* begin Supplied entries *

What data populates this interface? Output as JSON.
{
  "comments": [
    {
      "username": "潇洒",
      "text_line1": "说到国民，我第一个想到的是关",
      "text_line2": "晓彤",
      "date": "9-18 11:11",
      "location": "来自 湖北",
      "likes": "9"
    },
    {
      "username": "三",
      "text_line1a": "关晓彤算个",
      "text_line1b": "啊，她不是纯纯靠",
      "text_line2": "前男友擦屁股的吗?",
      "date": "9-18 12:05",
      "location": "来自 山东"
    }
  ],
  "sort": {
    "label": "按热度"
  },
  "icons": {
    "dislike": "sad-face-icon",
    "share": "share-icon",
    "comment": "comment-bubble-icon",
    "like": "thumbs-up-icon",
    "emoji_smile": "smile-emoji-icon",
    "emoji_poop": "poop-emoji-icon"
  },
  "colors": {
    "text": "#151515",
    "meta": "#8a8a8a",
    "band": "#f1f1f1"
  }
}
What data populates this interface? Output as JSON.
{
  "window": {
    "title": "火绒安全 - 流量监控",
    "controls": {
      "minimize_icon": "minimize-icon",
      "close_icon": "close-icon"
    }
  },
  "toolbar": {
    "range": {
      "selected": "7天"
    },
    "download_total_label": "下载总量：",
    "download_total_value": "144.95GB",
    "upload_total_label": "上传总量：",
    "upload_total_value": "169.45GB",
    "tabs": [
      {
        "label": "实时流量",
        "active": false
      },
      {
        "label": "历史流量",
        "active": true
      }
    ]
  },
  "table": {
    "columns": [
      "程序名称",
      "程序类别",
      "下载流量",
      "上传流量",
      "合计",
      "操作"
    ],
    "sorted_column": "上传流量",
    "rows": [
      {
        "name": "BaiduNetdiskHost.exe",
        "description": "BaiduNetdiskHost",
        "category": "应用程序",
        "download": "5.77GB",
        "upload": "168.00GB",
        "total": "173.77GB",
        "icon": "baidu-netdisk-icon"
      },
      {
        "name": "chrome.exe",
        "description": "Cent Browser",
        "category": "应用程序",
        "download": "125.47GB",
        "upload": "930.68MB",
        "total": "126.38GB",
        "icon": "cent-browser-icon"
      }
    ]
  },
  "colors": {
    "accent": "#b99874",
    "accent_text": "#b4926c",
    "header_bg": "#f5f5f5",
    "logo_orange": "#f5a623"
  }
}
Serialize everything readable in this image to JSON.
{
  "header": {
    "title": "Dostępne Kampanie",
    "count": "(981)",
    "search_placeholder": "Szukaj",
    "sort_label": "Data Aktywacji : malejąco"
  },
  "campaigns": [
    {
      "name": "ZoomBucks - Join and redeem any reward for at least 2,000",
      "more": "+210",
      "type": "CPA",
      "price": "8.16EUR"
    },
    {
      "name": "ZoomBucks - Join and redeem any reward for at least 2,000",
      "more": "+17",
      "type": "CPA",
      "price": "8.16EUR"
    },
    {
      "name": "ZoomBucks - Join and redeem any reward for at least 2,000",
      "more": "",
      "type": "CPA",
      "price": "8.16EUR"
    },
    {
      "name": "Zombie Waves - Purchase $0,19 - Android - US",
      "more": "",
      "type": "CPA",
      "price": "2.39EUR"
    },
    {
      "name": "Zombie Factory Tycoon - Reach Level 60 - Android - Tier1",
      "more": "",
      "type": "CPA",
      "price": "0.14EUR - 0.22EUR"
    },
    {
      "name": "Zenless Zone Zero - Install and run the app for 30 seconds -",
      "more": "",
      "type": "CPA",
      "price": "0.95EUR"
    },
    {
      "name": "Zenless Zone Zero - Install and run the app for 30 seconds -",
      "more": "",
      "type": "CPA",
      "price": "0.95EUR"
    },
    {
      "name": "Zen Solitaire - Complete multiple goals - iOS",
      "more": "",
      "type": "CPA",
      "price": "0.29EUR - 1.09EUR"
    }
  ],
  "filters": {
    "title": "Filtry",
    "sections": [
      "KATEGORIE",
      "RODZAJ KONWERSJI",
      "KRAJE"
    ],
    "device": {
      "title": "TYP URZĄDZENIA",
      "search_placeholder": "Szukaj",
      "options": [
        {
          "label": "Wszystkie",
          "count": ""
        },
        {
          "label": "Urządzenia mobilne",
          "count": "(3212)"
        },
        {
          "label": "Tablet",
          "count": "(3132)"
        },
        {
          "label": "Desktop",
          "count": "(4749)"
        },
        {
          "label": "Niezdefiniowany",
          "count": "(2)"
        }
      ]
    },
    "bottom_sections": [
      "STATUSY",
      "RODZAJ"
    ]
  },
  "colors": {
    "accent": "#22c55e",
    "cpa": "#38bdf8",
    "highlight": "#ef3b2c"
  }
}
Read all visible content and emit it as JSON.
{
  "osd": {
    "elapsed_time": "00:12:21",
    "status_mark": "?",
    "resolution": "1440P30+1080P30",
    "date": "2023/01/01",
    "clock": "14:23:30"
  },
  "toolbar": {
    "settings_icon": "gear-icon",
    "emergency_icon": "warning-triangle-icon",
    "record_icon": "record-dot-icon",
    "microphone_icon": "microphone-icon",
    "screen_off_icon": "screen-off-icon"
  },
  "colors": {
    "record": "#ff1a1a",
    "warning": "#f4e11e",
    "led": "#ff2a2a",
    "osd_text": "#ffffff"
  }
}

* end Supplied entries *

## Short task
Extract each entry in full and write it down exactly.

## Reply to the task
What data populates this interface? Output as JSON.
{
  "comments": [
    {
      "username": "潇洒",
      "text_line1": "说到国民，我第一个想到的是关",
      "text_line2": "晓彤",
      "date": "9-18 11:11",
      "location": "来自 湖北",
      "likes": "9"
    },
    {
      "username": "三",
      "text_line1a": "关晓彤算个",
      "text_line1b": "啊，她不是纯纯靠",
      "text_line2": "前男友擦屁股的吗?",
      "date": "9-18 12:05",
      "location": "来自 山东"
    }
  ],
  "sort": {
    "label": "按热度"
  },
  "icons": {
    "dislike": "sad-face-icon",
    "share": "share-icon",
    "comment": "comment-bubble-icon",
    "like": "thumbs-up-icon",
    "emoji_smile": "smile-emoji-icon",
    "emoji_poop": "poop-emoji-icon"
  },
  "colors": {
    "text": "#151515",
    "meta": "#8a8a8a",
    "band": "#f1f1f1"
  }
}
What data populates this interface? Output as JSON.
{
  "window": {
    "title": "火绒安全 - 流量监控",
    "controls": {
      "minimize_icon": "minimize-icon",
      "close_icon": "close-icon"
    }
  },
  "toolbar": {
    "range": {
      "selected": "7天"
    },
    "download_total_label": "下载总量：",
    "download_total_value": "144.95GB",
    "upload_total_label": "上传总量：",
    "upload_total_value": "169.45GB",
    "tabs": [
      {
        "label": "实时流量",
        "active": false
      },
      {
        "label": "历史流量",
        "active": true
      }
    ]
  },
  "table": {
    "columns": [
      "程序名称",
      "程序类别",
      "下载流量",
      "上传流量",
      "合计",
      "操作"
    ],
    "sorted_column": "上传流量",
    "rows": [
      {
        "name": "BaiduNetdiskHost.exe",
        "description": "BaiduNetdiskHost",
        "category": "应用程序",
        "download": "5.77GB",
        "upload": "168.00GB",
        "total": "173.77GB",
        "icon": "baidu-netdisk-icon"
      },
      {
        "name": "chrome.exe",
        "description": "Cent Browser",
        "category": "应用程序",
        "download": "125.47GB",
        "upload": "930.68MB",
        "total": "126.38GB",
        "icon": "cent-browser-icon"
      }
    ]
  },
  "colors": {
    "accent": "#b99874",
    "accent_text": "#b4926c",
    "header_bg": "#f5f5f5",
    "logo_orange": "#f5a623"
  }
}
Serialize everything readable in this image to JSON.
{
  "header": {
    "title": "Dostępne Kampanie",
    "count": "(981)",
    "search_placeholder": "Szukaj",
    "sort_label": "Data Aktywacji : malejąco"
  },
  "campaigns": [
    {
      "name": "ZoomBucks - Join and redeem any reward for at least 2,000",
      "more": "+210",
      "type": "CPA",
      "price": "8.16EUR"
    },
    {
      "name": "ZoomBucks - Join and redeem any reward for at least 2,000",
      "more": "+17",
      "type": "CPA",
      "price": "8.16EUR"
    },
    {
      "name": "ZoomBucks - Join and redeem any reward for at least 2,000",
      "more": "",
      "type": "CPA",
      "price": "8.16EUR"
    },
    {
      "name": "Zombie Waves - Purchase $0,19 - Android - US",
      "more": "",
      "type": "CPA",
      "price": "2.39EUR"
    },
    {
      "name": "Zombie Factory Tycoon - Reach Level 60 - Android - Tier1",
      "more": "",
      "type": "CPA",
      "price": "0.14EUR - 0.22EUR"
    },
    {
      "name": "Zenless Zone Zero - Install and run the app for 30 seconds -",
      "more": "",
      "type": "CPA",
      "price": "0.95EUR"
    },
    {
      "name": "Zenless Zone Zero - Install and run the app for 30 seconds -",
      "more": "",
      "type": "CPA",
      "price": "0.95EUR"
    },
    {
      "name": "Zen Solitaire - Complete multiple goals - iOS",
      "more": "",
      "type": "CPA",
      "price": "0.29EUR - 1.09EUR"
    }
  ],
  "filters": {
    "title": "Filtry",
    "sections": [
      "KATEGORIE",
      "RODZAJ KONWERSJI",
      "KRAJE"
    ],
    "device": {
      "title": "TYP URZĄDZENIA",
      "search_placeholder": "Szukaj",
      "options": [
        {
          "label": "Wszystkie",
          "count": ""
        },
        {
          "label": "Urządzenia mobilne",
          "count": "(3212)"
        },
        {
          "label": "Tablet",
          "count": "(3132)"
        },
        {
          "label": "Desktop",
          "count": "(4749)"
        },
        {
          "label": "Niezdefiniowany",
          "count": "(2)"
        }
      ]
    },
    "bottom_sections": [
      "STATUSY",
      "RODZAJ"
    ]
  },
  "colors": {
    "accent": "#22c55e",
    "cpa": "#38bdf8",
    "highlight": "#ef3b2c"
  }
}
Read all visible content and emit it as JSON.
{
  "osd": {
    "elapsed_time": "00:12:21",
    "status_mark": "?",
    "resolution": "1440P30+1080P30",
    "date": "2023/01/01",
    "clock": "14:23:30"
  },
  "toolbar": {
    "settings_icon": "gear-icon",
    "emergency_icon": "warning-triangle-icon",
    "record_icon": "record-dot-icon",
    "microphone_icon": "microphone-icon",
    "screen_off_icon": "screen-off-icon"
  },
  "colors": {
    "record": "#ff1a1a",
    "warning": "#f4e11e",
    "led": "#ff2a2a",
    "osd_text": "#ffffff"
  }
}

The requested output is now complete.